Copy the entries below exactly. Images do not belong in the copy.

===== Records for this exercise

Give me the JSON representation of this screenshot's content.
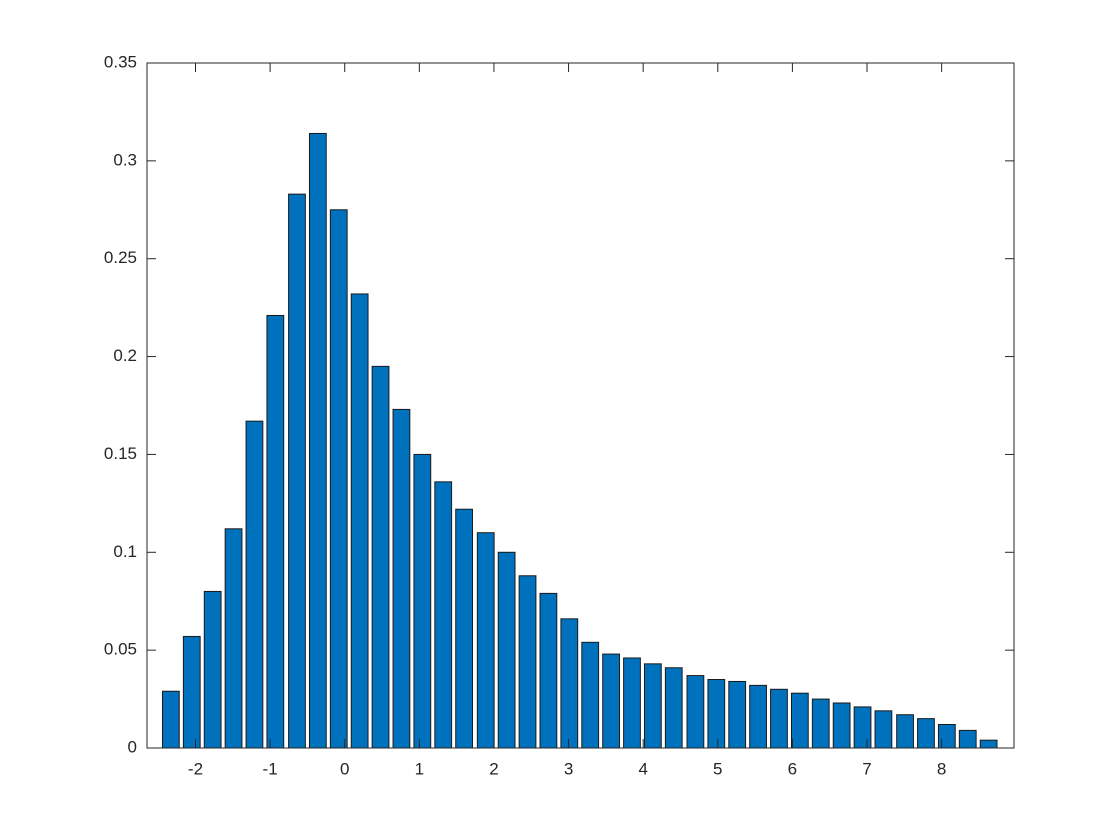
{
  "chart_data": {
    "type": "bar",
    "x": [
      -2.33,
      -2.05,
      -1.77,
      -1.49,
      -1.21,
      -0.93,
      -0.64,
      -0.36,
      -0.08,
      0.2,
      0.48,
      0.76,
      1.04,
      1.32,
      1.6,
      1.89,
      2.17,
      2.45,
      2.73,
      3.01,
      3.29,
      3.57,
      3.85,
      4.13,
      4.41,
      4.7,
      4.98,
      5.26,
      5.54,
      5.82,
      6.1,
      6.38,
      6.66,
      6.94,
      7.22,
      7.51,
      7.79,
      8.07,
      8.35,
      8.63
    ],
    "values": [
      0.029,
      0.057,
      0.08,
      0.112,
      0.167,
      0.221,
      0.283,
      0.314,
      0.275,
      0.232,
      0.195,
      0.173,
      0.15,
      0.136,
      0.122,
      0.11,
      0.1,
      0.088,
      0.079,
      0.066,
      0.054,
      0.048,
      0.046,
      0.043,
      0.041,
      0.037,
      0.035,
      0.034,
      0.032,
      0.03,
      0.028,
      0.025,
      0.023,
      0.021,
      0.019,
      0.017,
      0.015,
      0.012,
      0.009,
      0.004
    ],
    "color": "#0072bd",
    "edgecolor": "#1a1a1a",
    "xlim": [
      -2.65,
      8.97
    ],
    "xticks": [
      -2,
      -1,
      0,
      1,
      2,
      3,
      4,
      5,
      6,
      7,
      8
    ],
    "ylim": [
      0,
      0.35
    ],
    "yticks": [
      0,
      0.05,
      0.1,
      0.15,
      0.2,
      0.25,
      0.3,
      0.35
    ],
    "grid": false
  }
}
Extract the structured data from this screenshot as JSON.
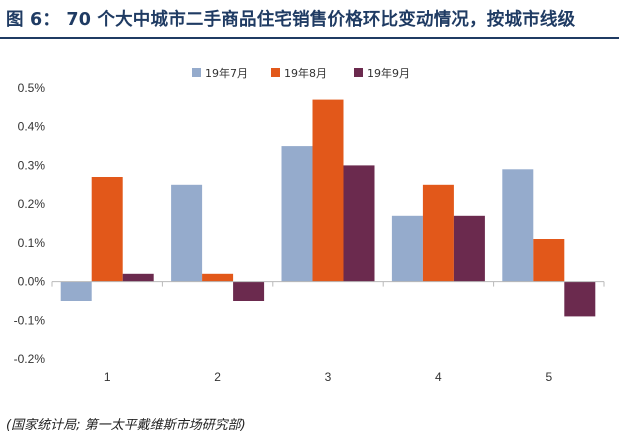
{
  "figure": {
    "title": "图 6： 70 个大中城市二手商品住宅销售价格环比变动情况，按城市线级",
    "source": "(国家统计局; 第一太平戴维斯市场研究部)"
  },
  "colors": {
    "series": [
      "#95abcc",
      "#e2581a",
      "#6b2a4e"
    ],
    "title": "#1f3b63",
    "axis": "#b9b9b9"
  },
  "chart_data": {
    "type": "bar",
    "categories": [
      "1",
      "2",
      "3",
      "4",
      "5"
    ],
    "series": [
      {
        "name": "19年7月",
        "values": [
          -0.05,
          0.25,
          0.35,
          0.17,
          0.29
        ]
      },
      {
        "name": "19年8月",
        "values": [
          0.27,
          0.02,
          0.47,
          0.25,
          0.11
        ]
      },
      {
        "name": "19年9月",
        "values": [
          0.02,
          -0.05,
          0.3,
          0.17,
          -0.09
        ]
      }
    ],
    "ylim": [
      -0.2,
      0.5
    ],
    "yticks": [
      -0.2,
      -0.1,
      0.0,
      0.1,
      0.2,
      0.3,
      0.4,
      0.5
    ],
    "ytick_labels": [
      "-0.2%",
      "-0.1%",
      "0.0%",
      "0.1%",
      "0.2%",
      "0.3%",
      "0.4%",
      "0.5%"
    ],
    "grid": false,
    "legend": "top-center"
  }
}
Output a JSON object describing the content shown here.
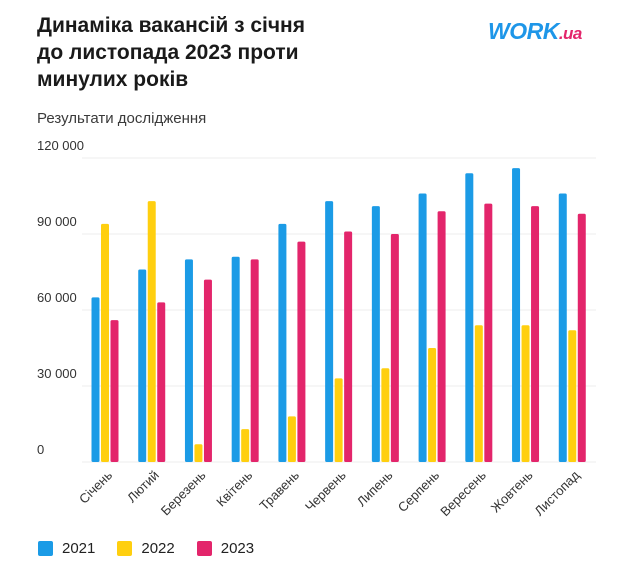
{
  "header": {
    "title_lines": [
      "Динаміка вакансій з січня",
      "до листопада 2023 проти",
      "минулих років"
    ],
    "subtitle": "Результати дослідження",
    "logo": {
      "main": "WORK",
      "suffix": ".ua"
    }
  },
  "colors": {
    "2021": "#1b9be6",
    "2022": "#ffcf0f",
    "2023": "#e3256b",
    "grid": "#ececec",
    "axis_text": "#333333"
  },
  "chart_data": {
    "type": "bar",
    "title": "Динаміка вакансій з січня до листопада 2023 проти минулих років",
    "xlabel": "",
    "ylabel": "",
    "ylim": [
      0,
      120000
    ],
    "yticks": [
      0,
      30000,
      60000,
      90000,
      120000
    ],
    "ytick_labels": [
      "0",
      "30 000",
      "60 000",
      "90 000",
      "120 000"
    ],
    "grid": true,
    "legend_position": "bottom-left",
    "categories": [
      "Січень",
      "Лютий",
      "Березень",
      "Квітень",
      "Травень",
      "Червень",
      "Липень",
      "Серпень",
      "Вересень",
      "Жовтень",
      "Листопад"
    ],
    "series": [
      {
        "name": "2021",
        "values": [
          65000,
          76000,
          80000,
          81000,
          94000,
          103000,
          101000,
          106000,
          114000,
          116000,
          106000
        ]
      },
      {
        "name": "2022",
        "values": [
          94000,
          103000,
          7000,
          13000,
          18000,
          33000,
          37000,
          45000,
          54000,
          54000,
          52000
        ]
      },
      {
        "name": "2023",
        "values": [
          56000,
          63000,
          72000,
          80000,
          87000,
          91000,
          90000,
          99000,
          102000,
          101000,
          98000
        ]
      }
    ]
  }
}
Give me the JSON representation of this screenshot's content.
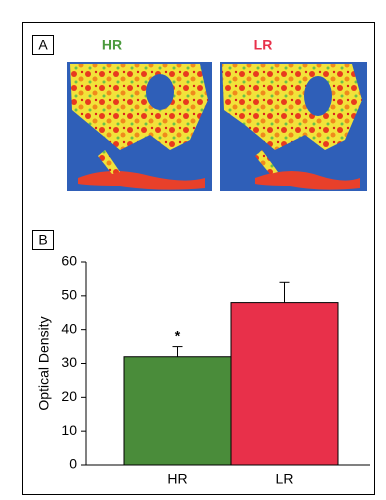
{
  "panel_a": {
    "label": "A",
    "images": [
      {
        "title": "HR",
        "color": "#4a9a3c"
      },
      {
        "title": "LR",
        "color": "#e8304a"
      }
    ]
  },
  "chart_data": {
    "type": "bar",
    "panel_label": "B",
    "y_label": "Optical Density",
    "categories": [
      "HR",
      "LR"
    ],
    "values": [
      32,
      48
    ],
    "errors": [
      3,
      6
    ],
    "colors": [
      "#4a8c3a",
      "#e8304a"
    ],
    "annotation": "*",
    "ylim": [
      0,
      60
    ],
    "yticks": [
      0,
      10,
      20,
      30,
      40,
      50,
      60
    ]
  }
}
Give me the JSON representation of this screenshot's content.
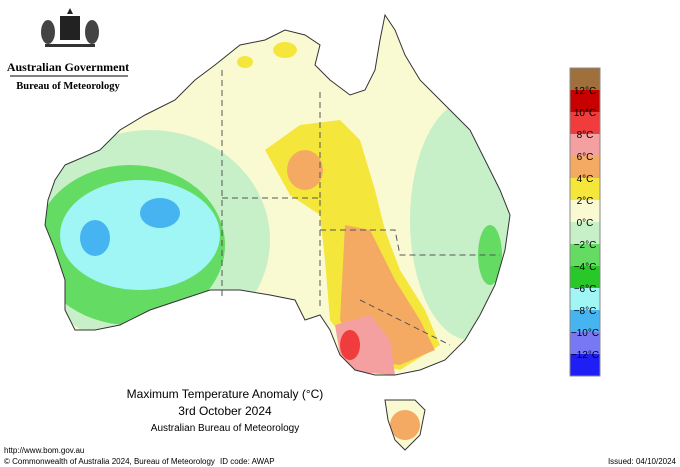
{
  "header": {
    "agency": "Australian Government",
    "bureau": "Bureau of Meteorology"
  },
  "title": {
    "line1": "Maximum Temperature Anomaly (°C)",
    "line2": "3rd October 2024",
    "line3": "Australian Bureau of Meteorology"
  },
  "legend": {
    "colors": [
      "#a0703c",
      "#c80000",
      "#f03c3c",
      "#f5a0a0",
      "#f5aa64",
      "#f5e63c",
      "#fafad2",
      "#c8f0c8",
      "#64dc64",
      "#28c828",
      "#a0f5f5",
      "#46b4f0",
      "#7878f5",
      "#1e1ef5"
    ],
    "labels": [
      "12°C",
      "10°C",
      "8°C",
      "6°C",
      "4°C",
      "2°C",
      "0°C",
      "−2°C",
      "−4°C",
      "−6°C",
      "−8°C",
      "−10°C",
      "−12°C"
    ]
  },
  "footer": {
    "url": "http://www.bom.gov.au",
    "copyright": "© Commonwealth of Australia 2024, Bureau of Meteorology",
    "id_code": "ID code: AWAP",
    "issued": "Issued: 04/10/2024"
  }
}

==========

§ **Finished answer**
Give me the JSON representation of this screenshot's content.
{
  "chart_data": {
    "type": "bar",
    "x": [
      -2.33,
      -2.05,
      -1.77,
      -1.49,
      -1.21,
      -0.93,
      -0.64,
      -0.36,
      -0.08,
      0.2,
      0.48,
      0.76,
      1.04,
      1.32,
      1.6,
      1.89,
      2.17,
      2.45,
      2.73,
      3.01,
      3.29,
      3.57,
      3.85,
      4.13,
      4.41,
      4.7,
      4.98,
      5.26,
      5.54,
      5.82,
      6.1,
      6.38,
      6.66,
      6.94,
      7.22,
      7.51,
      7.79,
      8.07,
      8.35,
      8.63
    ],
    "values": [
      0.029,
      0.057,
      0.08,
      0.112,
      0.167,
      0.221,
      0.283,
      0.314,
      0.275,
      0.232,
      0.195,
      0.173,
      0.15,
      0.136,
      0.122,
      0.11,
      0.1,
      0.088,
      0.079,
      0.066,
      0.054,
      0.048,
      0.046,
      0.043,
      0.041,
      0.037,
      0.035,
      0.034,
      0.032,
      0.03,
      0.028,
      0.025,
      0.023,
      0.021,
      0.019,
      0.017,
      0.015,
      0.012,
      0.009,
      0.004
    ],
    "color": "#0072bd",
    "edgecolor": "#1a1a1a",
    "xlim": [
      -2.65,
      8.97
    ],
    "xticks": [
      -2,
      -1,
      0,
      1,
      2,
      3,
      4,
      5,
      6,
      7,
      8
    ],
    "ylim": [
      0,
      0.35
    ],
    "yticks": [
      0,
      0.05,
      0.1,
      0.15,
      0.2,
      0.25,
      0.3,
      0.35
    ],
    "grid": false
  }
}
Extract the structured data from this screenshot as JSON.
{
  "figure": {
    "title": "图 6： 70 个大中城市二手商品住宅销售价格环比变动情况，按城市线级",
    "source": "(国家统计局; 第一太平戴维斯市场研究部)"
  },
  "colors": {
    "series": [
      "#95abcc",
      "#e2581a",
      "#6b2a4e"
    ],
    "title": "#1f3b63",
    "axis": "#b9b9b9"
  },
  "chart_data": {
    "type": "bar",
    "categories": [
      "1",
      "2",
      "3",
      "4",
      "5"
    ],
    "series": [
      {
        "name": "19年7月",
        "values": [
          -0.05,
          0.25,
          0.35,
          0.17,
          0.29
        ]
      },
      {
        "name": "19年8月",
        "values": [
          0.27,
          0.02,
          0.47,
          0.25,
          0.11
        ]
      },
      {
        "name": "19年9月",
        "values": [
          0.02,
          -0.05,
          0.3,
          0.17,
          -0.09
        ]
      }
    ],
    "ylim": [
      -0.2,
      0.5
    ],
    "yticks": [
      -0.2,
      -0.1,
      0.0,
      0.1,
      0.2,
      0.3,
      0.4,
      0.5
    ],
    "ytick_labels": [
      "-0.2%",
      "-0.1%",
      "0.0%",
      "0.1%",
      "0.2%",
      "0.3%",
      "0.4%",
      "0.5%"
    ],
    "grid": false,
    "legend": "top-center"
  }
}
Output a JSON object describing the content shown here.
{
  "header": {
    "title_lines": [
      "Динаміка вакансій з січня",
      "до листопада 2023 проти",
      "минулих років"
    ],
    "subtitle": "Результати дослідження",
    "logo": {
      "main": "WORK",
      "suffix": ".ua"
    }
  },
  "colors": {
    "2021": "#1b9be6",
    "2022": "#ffcf0f",
    "2023": "#e3256b",
    "grid": "#ececec",
    "axis_text": "#333333"
  },
  "chart_data": {
    "type": "bar",
    "title": "Динаміка вакансій з січня до листопада 2023 проти минулих років",
    "xlabel": "",
    "ylabel": "",
    "ylim": [
      0,
      120000
    ],
    "yticks": [
      0,
      30000,
      60000,
      90000,
      120000
    ],
    "ytick_labels": [
      "0",
      "30 000",
      "60 000",
      "90 000",
      "120 000"
    ],
    "grid": true,
    "legend_position": "bottom-left",
    "categories": [
      "Січень",
      "Лютий",
      "Березень",
      "Квітень",
      "Травень",
      "Червень",
      "Липень",
      "Серпень",
      "Вересень",
      "Жовтень",
      "Листопад"
    ],
    "series": [
      {
        "name": "2021",
        "values": [
          65000,
          76000,
          80000,
          81000,
          94000,
          103000,
          101000,
          106000,
          114000,
          116000,
          106000
        ]
      },
      {
        "name": "2022",
        "values": [
          94000,
          103000,
          7000,
          13000,
          18000,
          33000,
          37000,
          45000,
          54000,
          54000,
          52000
        ]
      },
      {
        "name": "2023",
        "values": [
          56000,
          63000,
          72000,
          80000,
          87000,
          91000,
          90000,
          99000,
          102000,
          101000,
          98000
        ]
      }
    ]
  }
}
Give me the JSON representation of this screenshot's content.
{
  "panel_a": {
    "label": "A",
    "images": [
      {
        "title": "HR",
        "color": "#4a9a3c"
      },
      {
        "title": "LR",
        "color": "#e8304a"
      }
    ]
  },
  "chart_data": {
    "type": "bar",
    "panel_label": "B",
    "y_label": "Optical Density",
    "categories": [
      "HR",
      "LR"
    ],
    "values": [
      32,
      48
    ],
    "errors": [
      3,
      6
    ],
    "colors": [
      "#4a8c3a",
      "#e8304a"
    ],
    "annotation": "*",
    "ylim": [
      0,
      60
    ],
    "yticks": [
      0,
      10,
      20,
      30,
      40,
      50,
      60
    ]
  }
}
Give me the JSON representation of this screenshot's content.
{
  "header": {
    "agency": "Australian Government",
    "bureau": "Bureau of Meteorology"
  },
  "title": {
    "line1": "Maximum Temperature Anomaly (°C)",
    "line2": "3rd October 2024",
    "line3": "Australian Bureau of Meteorology"
  },
  "legend": {
    "colors": [
      "#a0703c",
      "#c80000",
      "#f03c3c",
      "#f5a0a0",
      "#f5aa64",
      "#f5e63c",
      "#fafad2",
      "#c8f0c8",
      "#64dc64",
      "#28c828",
      "#a0f5f5",
      "#46b4f0",
      "#7878f5",
      "#1e1ef5"
    ],
    "labels": [
      "12°C",
      "10°C",
      "8°C",
      "6°C",
      "4°C",
      "2°C",
      "0°C",
      "−2°C",
      "−4°C",
      "−6°C",
      "−8°C",
      "−10°C",
      "−12°C"
    ]
  },
  "footer": {
    "url": "http://www.bom.gov.au",
    "copyright": "© Commonwealth of Australia 2024, Bureau of Meteorology",
    "id_code": "ID code: AWAP",
    "issued": "Issued: 04/10/2024"
  }
}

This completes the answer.